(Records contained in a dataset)
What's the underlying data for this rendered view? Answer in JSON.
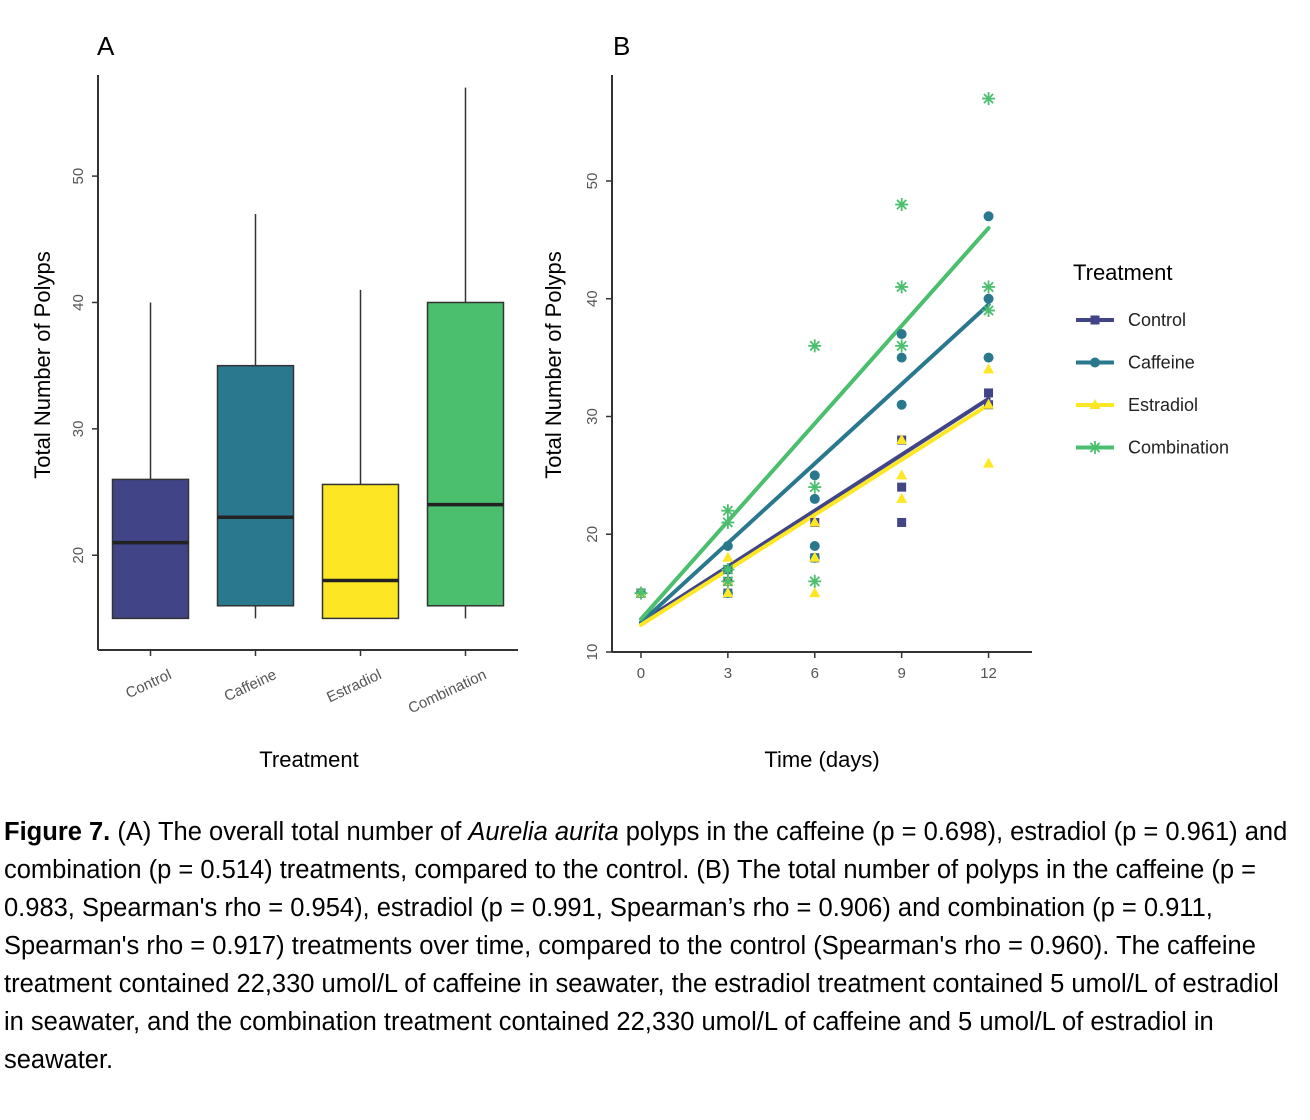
{
  "chart_data": [
    {
      "panel": "A",
      "type": "box",
      "xlabel": "Treatment",
      "ylabel": "Total Number of  Polyps",
      "ylim": [
        12.5,
        58
      ],
      "yticks": [
        20,
        30,
        40,
        50
      ],
      "grid": false,
      "categories": [
        "Control",
        "Caffeine",
        "Estradiol",
        "Combination"
      ],
      "boxes": [
        {
          "category": "Control",
          "min": 15,
          "q1": 15,
          "median": 21,
          "q3": 26,
          "max": 40,
          "color": "#414487"
        },
        {
          "category": "Caffeine",
          "min": 15,
          "q1": 16,
          "median": 23,
          "q3": 35,
          "max": 47,
          "color": "#2A788E"
        },
        {
          "category": "Estradiol",
          "min": 15,
          "q1": 15,
          "median": 18,
          "q3": 25.6,
          "max": 41,
          "color": "#FDE725"
        },
        {
          "category": "Combination",
          "min": 15,
          "q1": 16,
          "median": 24,
          "q3": 40,
          "max": 57,
          "color": "#4BBF6E"
        }
      ]
    },
    {
      "panel": "B",
      "type": "scatter",
      "xlabel": "Time (days)",
      "ylabel": "Total Number of Polyps",
      "xlim": [
        -1,
        13.5
      ],
      "ylim": [
        10,
        59
      ],
      "xticks": [
        0,
        3,
        6,
        9,
        12
      ],
      "yticks": [
        10,
        20,
        30,
        40,
        50
      ],
      "grid": false,
      "legend_title": "Treatment",
      "legend_position": "right",
      "series": [
        {
          "name": "Control",
          "color": "#414487",
          "marker": "square",
          "points": [
            [
              0,
              15
            ],
            [
              3,
              15
            ],
            [
              3,
              16
            ],
            [
              3,
              17
            ],
            [
              6,
              18
            ],
            [
              6,
              21
            ],
            [
              9,
              21
            ],
            [
              9,
              24
            ],
            [
              9,
              28
            ],
            [
              12,
              32
            ],
            [
              12,
              31
            ]
          ],
          "fit": [
            [
              0,
              12.5
            ],
            [
              12,
              31.5
            ]
          ]
        },
        {
          "name": "Caffeine",
          "color": "#2A788E",
          "marker": "circle",
          "points": [
            [
              0,
              15
            ],
            [
              3,
              15
            ],
            [
              3,
              17
            ],
            [
              3,
              19
            ],
            [
              6,
              18
            ],
            [
              6,
              19
            ],
            [
              6,
              23
            ],
            [
              6,
              25
            ],
            [
              9,
              31
            ],
            [
              9,
              35
            ],
            [
              9,
              37
            ],
            [
              12,
              35
            ],
            [
              12,
              40
            ],
            [
              12,
              47
            ]
          ],
          "fit": [
            [
              0,
              12.5
            ],
            [
              12,
              39.5
            ]
          ]
        },
        {
          "name": "Estradiol",
          "color": "#FDE725",
          "marker": "triangle",
          "points": [
            [
              0,
              15
            ],
            [
              3,
              15
            ],
            [
              3,
              16
            ],
            [
              3,
              18
            ],
            [
              6,
              15
            ],
            [
              6,
              18
            ],
            [
              6,
              21
            ],
            [
              9,
              23
            ],
            [
              9,
              25
            ],
            [
              9,
              28
            ],
            [
              12,
              26
            ],
            [
              12,
              31
            ],
            [
              12,
              34
            ]
          ],
          "fit": [
            [
              0,
              12.3
            ],
            [
              12,
              31
            ]
          ]
        },
        {
          "name": "Combination",
          "color": "#4BBF6E",
          "marker": "asterisk",
          "points": [
            [
              0,
              15
            ],
            [
              3,
              16
            ],
            [
              3,
              17
            ],
            [
              3,
              21
            ],
            [
              3,
              22
            ],
            [
              6,
              16
            ],
            [
              6,
              24
            ],
            [
              6,
              36
            ],
            [
              9,
              36
            ],
            [
              9,
              41
            ],
            [
              9,
              48
            ],
            [
              12,
              39
            ],
            [
              12,
              41
            ],
            [
              12,
              57
            ]
          ],
          "fit": [
            [
              0,
              12.8
            ],
            [
              12,
              46
            ]
          ]
        }
      ]
    }
  ],
  "caption": {
    "figure_label": "Figure 7.",
    "text_before_species": " (A) The overall total number of ",
    "species": "Aurelia aurita",
    "text_after_species": " polyps in the caffeine (p = 0.698), estradiol (p = 0.961) and combination (p = 0.514) treatments, compared to the control. (B) The total number of polyps in the caffeine (p = 0.983, Spearman's rho = 0.954), estradiol (p = 0.991, Spearman’s rho = 0.906) and combination (p = 0.911, Spearman's rho = 0.917) treatments over time, compared to the control (Spearman's rho = 0.960). The caffeine treatment contained 22,330 umol/L of caffeine in seawater, the estradiol treatment contained 5 umol/L of estradiol in seawater, and the combination treatment contained 22,330 umol/L of caffeine and 5 umol/L of estradiol in seawater."
  }
}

• _Problem requirements_
Copy the records word for word, leaving no picture in the copy.

• _Completed exercise_
What's the underlying data for this rendered view? Answer in JSON.
{
  "chart_data": [
    {
      "panel": "A",
      "type": "box",
      "xlabel": "Treatment",
      "ylabel": "Total Number of  Polyps",
      "ylim": [
        12.5,
        58
      ],
      "yticks": [
        20,
        30,
        40,
        50
      ],
      "grid": false,
      "categories": [
        "Control",
        "Caffeine",
        "Estradiol",
        "Combination"
      ],
      "boxes": [
        {
          "category": "Control",
          "min": 15,
          "q1": 15,
          "median": 21,
          "q3": 26,
          "max": 40,
          "color": "#414487"
        },
        {
          "category": "Caffeine",
          "min": 15,
          "q1": 16,
          "median": 23,
          "q3": 35,
          "max": 47,
          "color": "#2A788E"
        },
        {
          "category": "Estradiol",
          "min": 15,
          "q1": 15,
          "median": 18,
          "q3": 25.6,
          "max": 41,
          "color": "#FDE725"
        },
        {
          "category": "Combination",
          "min": 15,
          "q1": 16,
          "median": 24,
          "q3": 40,
          "max": 57,
          "color": "#4BBF6E"
        }
      ]
    },
    {
      "panel": "B",
      "type": "scatter",
      "xlabel": "Time (days)",
      "ylabel": "Total Number of Polyps",
      "xlim": [
        -1,
        13.5
      ],
      "ylim": [
        10,
        59
      ],
      "xticks": [
        0,
        3,
        6,
        9,
        12
      ],
      "yticks": [
        10,
        20,
        30,
        40,
        50
      ],
      "grid": false,
      "legend_title": "Treatment",
      "legend_position": "right",
      "series": [
        {
          "name": "Control",
          "color": "#414487",
          "marker": "square",
          "points": [
            [
              0,
              15
            ],
            [
              3,
              15
            ],
            [
              3,
              16
            ],
            [
              3,
              17
            ],
            [
              6,
              18
            ],
            [
              6,
              21
            ],
            [
              9,
              21
            ],
            [
              9,
              24
            ],
            [
              9,
              28
            ],
            [
              12,
              32
            ],
            [
              12,
              31
            ]
          ],
          "fit": [
            [
              0,
              12.5
            ],
            [
              12,
              31.5
            ]
          ]
        },
        {
          "name": "Caffeine",
          "color": "#2A788E",
          "marker": "circle",
          "points": [
            [
              0,
              15
            ],
            [
              3,
              15
            ],
            [
              3,
              17
            ],
            [
              3,
              19
            ],
            [
              6,
              18
            ],
            [
              6,
              19
            ],
            [
              6,
              23
            ],
            [
              6,
              25
            ],
            [
              9,
              31
            ],
            [
              9,
              35
            ],
            [
              9,
              37
            ],
            [
              12,
              35
            ],
            [
              12,
              40
            ],
            [
              12,
              47
            ]
          ],
          "fit": [
            [
              0,
              12.5
            ],
            [
              12,
              39.5
            ]
          ]
        },
        {
          "name": "Estradiol",
          "color": "#FDE725",
          "marker": "triangle",
          "points": [
            [
              0,
              15
            ],
            [
              3,
              15
            ],
            [
              3,
              16
            ],
            [
              3,
              18
            ],
            [
              6,
              15
            ],
            [
              6,
              18
            ],
            [
              6,
              21
            ],
            [
              9,
              23
            ],
            [
              9,
              25
            ],
            [
              9,
              28
            ],
            [
              12,
              26
            ],
            [
              12,
              31
            ],
            [
              12,
              34
            ]
          ],
          "fit": [
            [
              0,
              12.3
            ],
            [
              12,
              31
            ]
          ]
        },
        {
          "name": "Combination",
          "color": "#4BBF6E",
          "marker": "asterisk",
          "points": [
            [
              0,
              15
            ],
            [
              3,
              16
            ],
            [
              3,
              17
            ],
            [
              3,
              21
            ],
            [
              3,
              22
            ],
            [
              6,
              16
            ],
            [
              6,
              24
            ],
            [
              6,
              36
            ],
            [
              9,
              36
            ],
            [
              9,
              41
            ],
            [
              9,
              48
            ],
            [
              12,
              39
            ],
            [
              12,
              41
            ],
            [
              12,
              57
            ]
          ],
          "fit": [
            [
              0,
              12.8
            ],
            [
              12,
              46
            ]
          ]
        }
      ]
    }
  ],
  "caption": {
    "figure_label": "Figure 7.",
    "text_before_species": " (A) The overall total number of ",
    "species": "Aurelia aurita",
    "text_after_species": " polyps in the caffeine (p = 0.698), estradiol (p = 0.961) and combination (p = 0.514) treatments, compared to the control. (B) The total number of polyps in the caffeine (p = 0.983, Spearman's rho = 0.954), estradiol (p = 0.991, Spearman’s rho = 0.906) and combination (p = 0.911, Spearman's rho = 0.917) treatments over time, compared to the control (Spearman's rho = 0.960). The caffeine treatment contained 22,330 umol/L of caffeine in seawater, the estradiol treatment contained 5 umol/L of estradiol in seawater, and the combination treatment contained 22,330 umol/L of caffeine and 5 umol/L of estradiol in seawater."
  }
}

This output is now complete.